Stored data
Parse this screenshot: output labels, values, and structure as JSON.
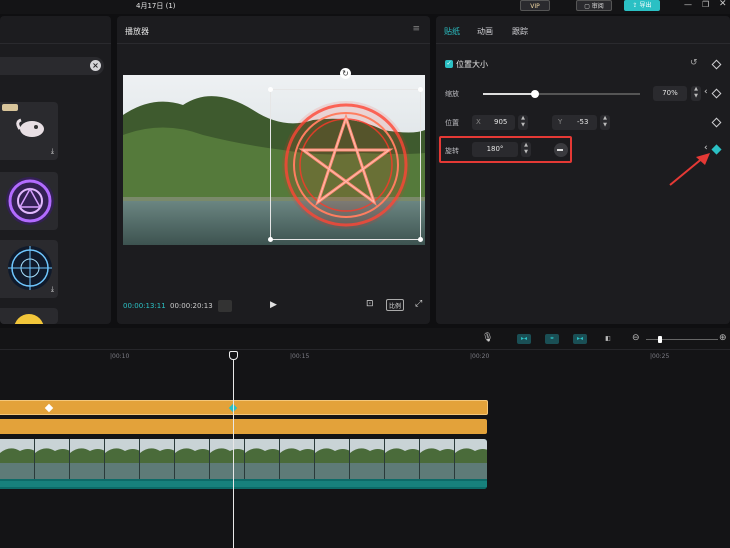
{
  "titlebar": {
    "title": "4月17日 (1)",
    "vip_label": "VIP",
    "review_label": "审阅",
    "export_label": "导出"
  },
  "left_panel": {},
  "player": {
    "title": "播放器",
    "time_current": "00:00:13:11",
    "time_total": "00:00:20:13",
    "ratio_label": "比例"
  },
  "props": {
    "tabs": [
      {
        "label": "贴纸",
        "active": true
      },
      {
        "label": "动画",
        "active": false
      },
      {
        "label": "跟踪",
        "active": false
      }
    ],
    "section_title": "位置大小",
    "scale": {
      "label": "缩放",
      "value": "70%",
      "level": 0.33
    },
    "position": {
      "label": "位置",
      "x_label": "X",
      "x_value": "905",
      "y_label": "Y",
      "y_value": "-53"
    },
    "rotate": {
      "label": "旋转",
      "value": "180°"
    }
  },
  "timeline": {
    "ruler": [
      "|00:10",
      "|00:15",
      "|00:20",
      "|00:25"
    ]
  },
  "colors": {
    "accent": "#2bc0c4",
    "annotation_red": "#e53935",
    "clip_orange": "#e3a23a",
    "clip_video": "#0d6b68"
  }
}
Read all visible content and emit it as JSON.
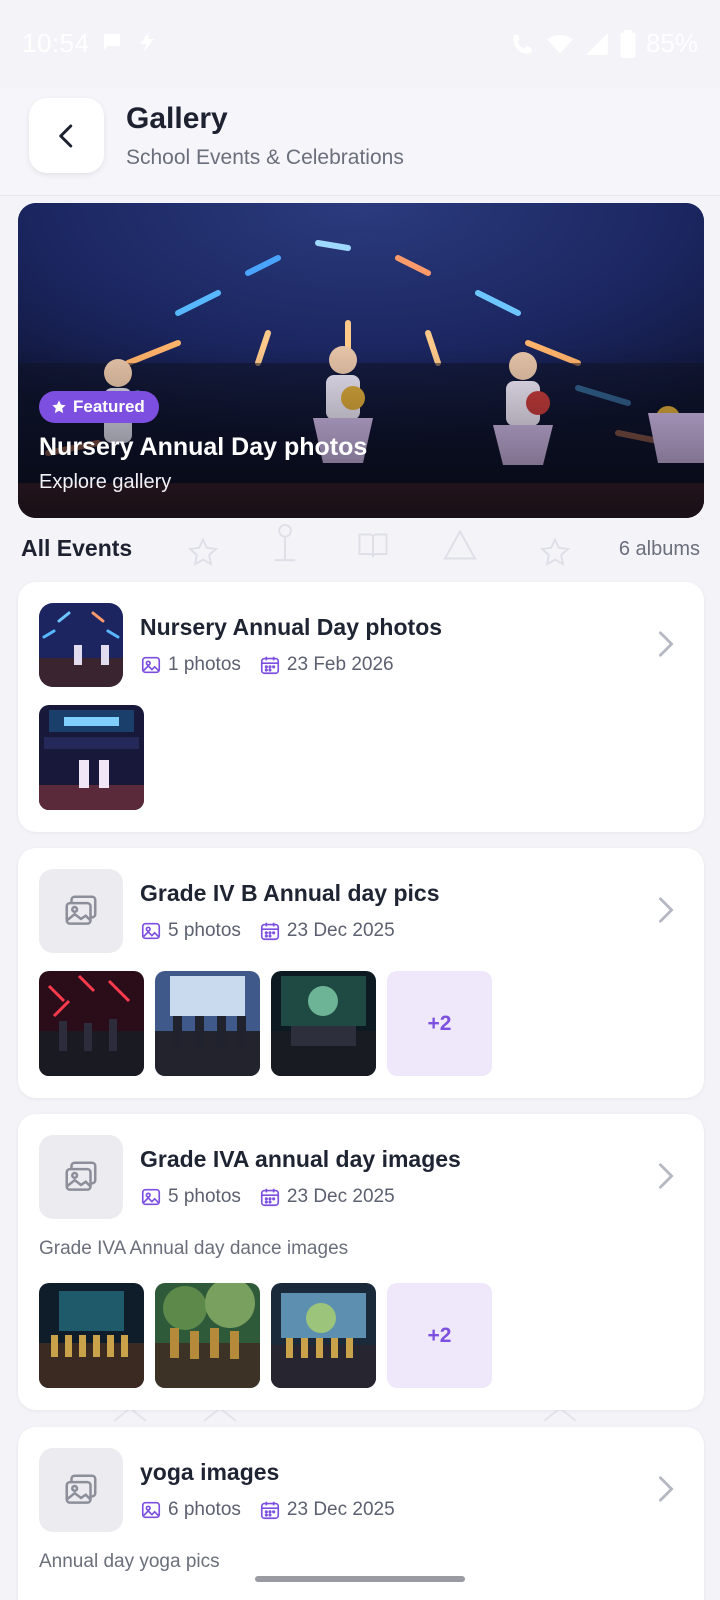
{
  "status_bar": {
    "time": "10:54",
    "battery": "85%"
  },
  "header": {
    "title": "Gallery",
    "subtitle": "School Events & Celebrations"
  },
  "featured": {
    "badge": "Featured",
    "title": "Nursery Annual Day photos",
    "link": "Explore gallery"
  },
  "section": {
    "title": "All Events",
    "count": "6 albums"
  },
  "albums": [
    {
      "title": "Nursery Annual Day photos",
      "photos": "1 photos",
      "date": "23 Feb 2026",
      "description": "",
      "more": ""
    },
    {
      "title": "Grade IV B Annual day pics",
      "photos": "5 photos",
      "date": "23 Dec 2025",
      "description": "",
      "more": "+2"
    },
    {
      "title": "Grade IVA annual day images",
      "photos": "5 photos",
      "date": "23 Dec 2025",
      "description": "Grade IVA Annual day dance images",
      "more": "+2"
    },
    {
      "title": "yoga images",
      "photos": "6 photos",
      "date": "23 Dec 2025",
      "description": "Annual day yoga pics",
      "more": ""
    }
  ],
  "colors": {
    "accent": "#7c4fe0",
    "background": "#f3f3f8",
    "card": "#ffffff"
  }
}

- What is expected: From the listing above, print every entry precisely and drop the pictures.

- Task solution:
Parse this screenshot: output labels, values, and structure as JSON.
{
  "titlebar": {
    "title": "4月17日 (1)",
    "vip_label": "VIP",
    "review_label": "审阅",
    "export_label": "导出"
  },
  "left_panel": {},
  "player": {
    "title": "播放器",
    "time_current": "00:00:13:11",
    "time_total": "00:00:20:13",
    "ratio_label": "比例"
  },
  "props": {
    "tabs": [
      {
        "label": "贴纸",
        "active": true
      },
      {
        "label": "动画",
        "active": false
      },
      {
        "label": "跟踪",
        "active": false
      }
    ],
    "section_title": "位置大小",
    "scale": {
      "label": "缩放",
      "value": "70%",
      "level": 0.33
    },
    "position": {
      "label": "位置",
      "x_label": "X",
      "x_value": "905",
      "y_label": "Y",
      "y_value": "-53"
    },
    "rotate": {
      "label": "旋转",
      "value": "180°"
    }
  },
  "timeline": {
    "ruler": [
      "|00:10",
      "|00:15",
      "|00:20",
      "|00:25"
    ]
  },
  "colors": {
    "accent": "#2bc0c4",
    "annotation_red": "#e53935",
    "clip_orange": "#e3a23a",
    "clip_video": "#0d6b68"
  }
}
Read all visible content and emit it as JSON.
{
  "status_bar": {
    "time": "10:54",
    "battery": "85%"
  },
  "header": {
    "title": "Gallery",
    "subtitle": "School Events & Celebrations"
  },
  "featured": {
    "badge": "Featured",
    "title": "Nursery Annual Day photos",
    "link": "Explore gallery"
  },
  "section": {
    "title": "All Events",
    "count": "6 albums"
  },
  "albums": [
    {
      "title": "Nursery Annual Day photos",
      "photos": "1 photos",
      "date": "23 Feb 2026",
      "description": "",
      "more": ""
    },
    {
      "title": "Grade IV B Annual day pics",
      "photos": "5 photos",
      "date": "23 Dec 2025",
      "description": "",
      "more": "+2"
    },
    {
      "title": "Grade IVA annual day images",
      "photos": "5 photos",
      "date": "23 Dec 2025",
      "description": "Grade IVA Annual day dance images",
      "more": "+2"
    },
    {
      "title": "yoga images",
      "photos": "6 photos",
      "date": "23 Dec 2025",
      "description": "Annual day yoga pics",
      "more": ""
    }
  ],
  "colors": {
    "accent": "#7c4fe0",
    "background": "#f3f3f8",
    "card": "#ffffff"
  }
}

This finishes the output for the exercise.